**What you will do:**
Reproduce, word for word, the stretch of the text on GADTs from "Inductive types in" through "flipParity (getParity n)".

**Page excerpt:**
──────
The return types of each constructor in a datatype are all the same: Nil and Cons both return List a. If we allow the constructors to return different types, we have a GADT:

data Empty -- this is an empty data declaration; Empty has no constructors
data NonEmpty

data NullableList a t where
    Vacant :: NullableList a Empty
    Occupied :: a -> NullableList a b -> NullableList a NonEmpty

Occupied has the type a -> NullableList a b -> NullableList a NonEmpty, while Cons has the type a -> List a -> List a. It is important to note that NonEmpty is a type, not a term. Another example:

data Zero
data Succ n

data SizedList a t where
    Alone :: SizedList a Zero
    WithFriends :: a -> SizedList a n -> SizedList a (Succ n)

Inductive types in programming languages that have dependent types allow the return types of the constructors to depend on the values (not just the types) of the arguments.

Inductive Parity := Even | Odd.

Definition flipParity (x:Parity) : Parity :=
  match x with
    | Even => Odd
    | Odd => Even
  end.

Fixpoint getParity (x:nat) : Parity :=
  match x with
    | 0 => Even
    | S n => flipParity (getParity n)
──────
**Material shown:**
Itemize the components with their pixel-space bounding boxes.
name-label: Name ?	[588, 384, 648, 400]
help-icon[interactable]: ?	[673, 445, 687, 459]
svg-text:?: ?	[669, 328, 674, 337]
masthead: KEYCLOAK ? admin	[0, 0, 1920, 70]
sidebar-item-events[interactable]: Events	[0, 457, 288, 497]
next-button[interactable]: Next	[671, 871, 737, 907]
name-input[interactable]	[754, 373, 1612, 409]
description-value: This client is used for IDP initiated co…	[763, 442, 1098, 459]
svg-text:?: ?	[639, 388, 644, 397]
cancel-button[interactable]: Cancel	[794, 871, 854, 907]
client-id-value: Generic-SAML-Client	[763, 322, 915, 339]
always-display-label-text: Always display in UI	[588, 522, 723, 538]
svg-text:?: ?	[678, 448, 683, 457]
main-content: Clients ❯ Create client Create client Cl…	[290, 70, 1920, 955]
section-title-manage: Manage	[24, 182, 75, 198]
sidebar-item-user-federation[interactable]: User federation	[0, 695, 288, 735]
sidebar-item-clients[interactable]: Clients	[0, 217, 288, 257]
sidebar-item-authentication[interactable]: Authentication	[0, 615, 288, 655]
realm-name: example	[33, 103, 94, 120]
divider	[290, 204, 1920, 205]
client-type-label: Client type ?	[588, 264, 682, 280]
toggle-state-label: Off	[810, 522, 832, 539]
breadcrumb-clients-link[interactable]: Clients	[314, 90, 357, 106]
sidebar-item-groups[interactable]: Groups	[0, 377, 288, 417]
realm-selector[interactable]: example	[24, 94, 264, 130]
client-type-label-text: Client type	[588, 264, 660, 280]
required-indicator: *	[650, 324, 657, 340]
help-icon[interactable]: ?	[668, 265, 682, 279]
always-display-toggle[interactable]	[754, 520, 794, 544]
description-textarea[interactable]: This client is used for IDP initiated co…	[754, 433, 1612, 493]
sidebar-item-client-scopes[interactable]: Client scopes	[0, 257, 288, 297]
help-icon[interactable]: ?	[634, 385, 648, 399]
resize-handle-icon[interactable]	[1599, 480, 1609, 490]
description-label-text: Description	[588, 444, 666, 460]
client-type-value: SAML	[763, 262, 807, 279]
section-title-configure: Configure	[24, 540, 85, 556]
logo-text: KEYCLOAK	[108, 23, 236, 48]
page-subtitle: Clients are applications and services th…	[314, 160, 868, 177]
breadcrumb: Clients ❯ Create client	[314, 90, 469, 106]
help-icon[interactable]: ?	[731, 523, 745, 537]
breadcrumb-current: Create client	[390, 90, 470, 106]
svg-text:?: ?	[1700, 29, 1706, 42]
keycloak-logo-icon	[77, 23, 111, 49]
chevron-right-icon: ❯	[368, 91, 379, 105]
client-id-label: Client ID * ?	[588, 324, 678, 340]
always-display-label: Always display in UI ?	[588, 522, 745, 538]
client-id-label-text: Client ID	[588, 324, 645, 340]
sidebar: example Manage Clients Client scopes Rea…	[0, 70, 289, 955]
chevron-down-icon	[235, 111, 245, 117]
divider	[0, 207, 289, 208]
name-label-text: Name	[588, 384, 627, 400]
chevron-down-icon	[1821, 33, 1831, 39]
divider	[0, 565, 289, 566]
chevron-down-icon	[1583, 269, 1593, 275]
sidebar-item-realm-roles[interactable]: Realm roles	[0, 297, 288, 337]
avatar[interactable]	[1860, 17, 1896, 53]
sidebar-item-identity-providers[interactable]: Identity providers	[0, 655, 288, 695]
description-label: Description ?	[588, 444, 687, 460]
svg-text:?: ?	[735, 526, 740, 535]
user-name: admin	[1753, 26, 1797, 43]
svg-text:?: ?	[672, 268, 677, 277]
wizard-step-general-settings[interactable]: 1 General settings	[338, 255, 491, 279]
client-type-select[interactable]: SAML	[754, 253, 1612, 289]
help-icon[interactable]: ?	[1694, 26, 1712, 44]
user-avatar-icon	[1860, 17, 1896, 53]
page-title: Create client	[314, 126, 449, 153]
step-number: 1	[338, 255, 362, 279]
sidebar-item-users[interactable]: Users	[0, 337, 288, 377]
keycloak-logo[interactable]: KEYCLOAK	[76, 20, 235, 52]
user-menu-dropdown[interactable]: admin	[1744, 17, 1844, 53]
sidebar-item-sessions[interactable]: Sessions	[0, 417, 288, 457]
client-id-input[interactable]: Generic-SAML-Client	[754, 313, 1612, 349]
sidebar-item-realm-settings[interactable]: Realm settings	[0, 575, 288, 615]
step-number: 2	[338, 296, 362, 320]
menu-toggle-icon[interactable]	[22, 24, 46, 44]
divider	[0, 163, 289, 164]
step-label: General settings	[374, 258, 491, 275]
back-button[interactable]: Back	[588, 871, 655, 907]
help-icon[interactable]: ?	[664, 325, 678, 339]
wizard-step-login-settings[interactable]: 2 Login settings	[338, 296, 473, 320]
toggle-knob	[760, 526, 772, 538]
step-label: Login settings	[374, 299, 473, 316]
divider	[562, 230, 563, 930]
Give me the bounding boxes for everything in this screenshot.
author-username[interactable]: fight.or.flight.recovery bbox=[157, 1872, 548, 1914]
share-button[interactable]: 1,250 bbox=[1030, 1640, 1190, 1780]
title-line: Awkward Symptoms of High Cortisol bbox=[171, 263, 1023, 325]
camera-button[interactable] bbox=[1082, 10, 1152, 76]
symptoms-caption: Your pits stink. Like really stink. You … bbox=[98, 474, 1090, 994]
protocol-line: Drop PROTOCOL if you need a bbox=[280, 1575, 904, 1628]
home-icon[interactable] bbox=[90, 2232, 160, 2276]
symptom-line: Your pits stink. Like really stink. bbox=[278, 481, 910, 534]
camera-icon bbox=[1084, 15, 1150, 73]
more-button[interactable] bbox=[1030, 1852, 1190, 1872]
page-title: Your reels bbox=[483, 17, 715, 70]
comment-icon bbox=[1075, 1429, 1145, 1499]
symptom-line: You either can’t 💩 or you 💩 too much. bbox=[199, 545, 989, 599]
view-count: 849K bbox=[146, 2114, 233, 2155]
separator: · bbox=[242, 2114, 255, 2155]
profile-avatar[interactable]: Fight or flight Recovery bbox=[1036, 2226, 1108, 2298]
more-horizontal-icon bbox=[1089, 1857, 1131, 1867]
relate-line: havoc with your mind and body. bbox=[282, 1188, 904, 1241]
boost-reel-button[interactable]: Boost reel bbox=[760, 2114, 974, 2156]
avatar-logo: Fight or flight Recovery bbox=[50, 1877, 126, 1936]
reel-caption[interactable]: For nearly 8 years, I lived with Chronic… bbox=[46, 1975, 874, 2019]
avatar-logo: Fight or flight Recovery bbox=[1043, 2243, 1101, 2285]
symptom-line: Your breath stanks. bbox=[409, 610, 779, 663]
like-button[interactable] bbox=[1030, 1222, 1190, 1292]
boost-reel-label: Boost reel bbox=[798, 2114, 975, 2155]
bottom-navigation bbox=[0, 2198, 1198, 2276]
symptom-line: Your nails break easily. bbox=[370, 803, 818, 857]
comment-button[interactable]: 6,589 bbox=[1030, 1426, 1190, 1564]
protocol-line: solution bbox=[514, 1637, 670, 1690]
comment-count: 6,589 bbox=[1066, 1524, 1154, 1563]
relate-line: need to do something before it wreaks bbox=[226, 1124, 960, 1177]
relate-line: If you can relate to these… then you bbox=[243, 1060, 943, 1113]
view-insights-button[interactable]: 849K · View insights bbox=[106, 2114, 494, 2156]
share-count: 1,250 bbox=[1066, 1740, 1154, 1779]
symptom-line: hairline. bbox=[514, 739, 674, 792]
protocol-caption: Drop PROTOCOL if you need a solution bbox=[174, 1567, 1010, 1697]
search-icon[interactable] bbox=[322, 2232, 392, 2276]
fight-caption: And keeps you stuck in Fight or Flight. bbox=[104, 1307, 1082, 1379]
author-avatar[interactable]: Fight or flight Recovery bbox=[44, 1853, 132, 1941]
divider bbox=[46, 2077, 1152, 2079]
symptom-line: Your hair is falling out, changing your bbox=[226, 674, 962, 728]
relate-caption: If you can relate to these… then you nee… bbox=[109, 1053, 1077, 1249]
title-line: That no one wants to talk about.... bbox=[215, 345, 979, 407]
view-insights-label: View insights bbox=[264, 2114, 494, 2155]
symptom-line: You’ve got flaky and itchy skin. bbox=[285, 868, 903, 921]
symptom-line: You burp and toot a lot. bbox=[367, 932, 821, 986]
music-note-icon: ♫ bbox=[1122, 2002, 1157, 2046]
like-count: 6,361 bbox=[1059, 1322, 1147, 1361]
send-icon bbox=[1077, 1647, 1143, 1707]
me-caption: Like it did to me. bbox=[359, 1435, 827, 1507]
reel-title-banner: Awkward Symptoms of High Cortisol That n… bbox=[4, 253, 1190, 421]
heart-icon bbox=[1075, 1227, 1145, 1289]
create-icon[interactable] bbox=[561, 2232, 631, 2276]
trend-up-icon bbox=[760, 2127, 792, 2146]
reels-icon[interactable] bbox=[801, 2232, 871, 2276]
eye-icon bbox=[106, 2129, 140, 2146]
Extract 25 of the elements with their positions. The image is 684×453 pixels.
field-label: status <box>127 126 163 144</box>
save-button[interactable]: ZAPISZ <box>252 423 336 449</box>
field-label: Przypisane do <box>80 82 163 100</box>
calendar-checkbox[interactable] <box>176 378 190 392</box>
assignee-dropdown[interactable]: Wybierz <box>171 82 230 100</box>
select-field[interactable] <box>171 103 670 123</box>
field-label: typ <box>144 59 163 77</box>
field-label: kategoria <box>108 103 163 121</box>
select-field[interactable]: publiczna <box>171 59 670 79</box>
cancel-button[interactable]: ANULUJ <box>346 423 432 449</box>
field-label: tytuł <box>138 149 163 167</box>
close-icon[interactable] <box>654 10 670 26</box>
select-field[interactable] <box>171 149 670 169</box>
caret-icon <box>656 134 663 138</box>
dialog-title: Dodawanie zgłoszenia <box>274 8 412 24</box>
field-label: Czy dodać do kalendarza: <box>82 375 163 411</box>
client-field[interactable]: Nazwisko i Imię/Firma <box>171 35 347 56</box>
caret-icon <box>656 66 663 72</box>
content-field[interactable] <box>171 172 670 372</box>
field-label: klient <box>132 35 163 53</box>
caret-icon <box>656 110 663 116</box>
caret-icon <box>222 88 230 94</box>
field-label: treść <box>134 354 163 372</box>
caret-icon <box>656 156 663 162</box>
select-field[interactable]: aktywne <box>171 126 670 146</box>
──────
**Result:**
Inductive types in programming languages that have dependent types allow the return types of the constructors to depend on the values (not just the types) of the arguments.

Inductive Parity := Even | Odd.

Definition flipParity (x:Parity) : Parity :=
  match x with
    | Even => Odd
    | Odd => Even
  end.

Fixpoint getParity (x:nat) : Parity :=
  match x with
    | 0 => Even
    | S n => flipParity (getParity n)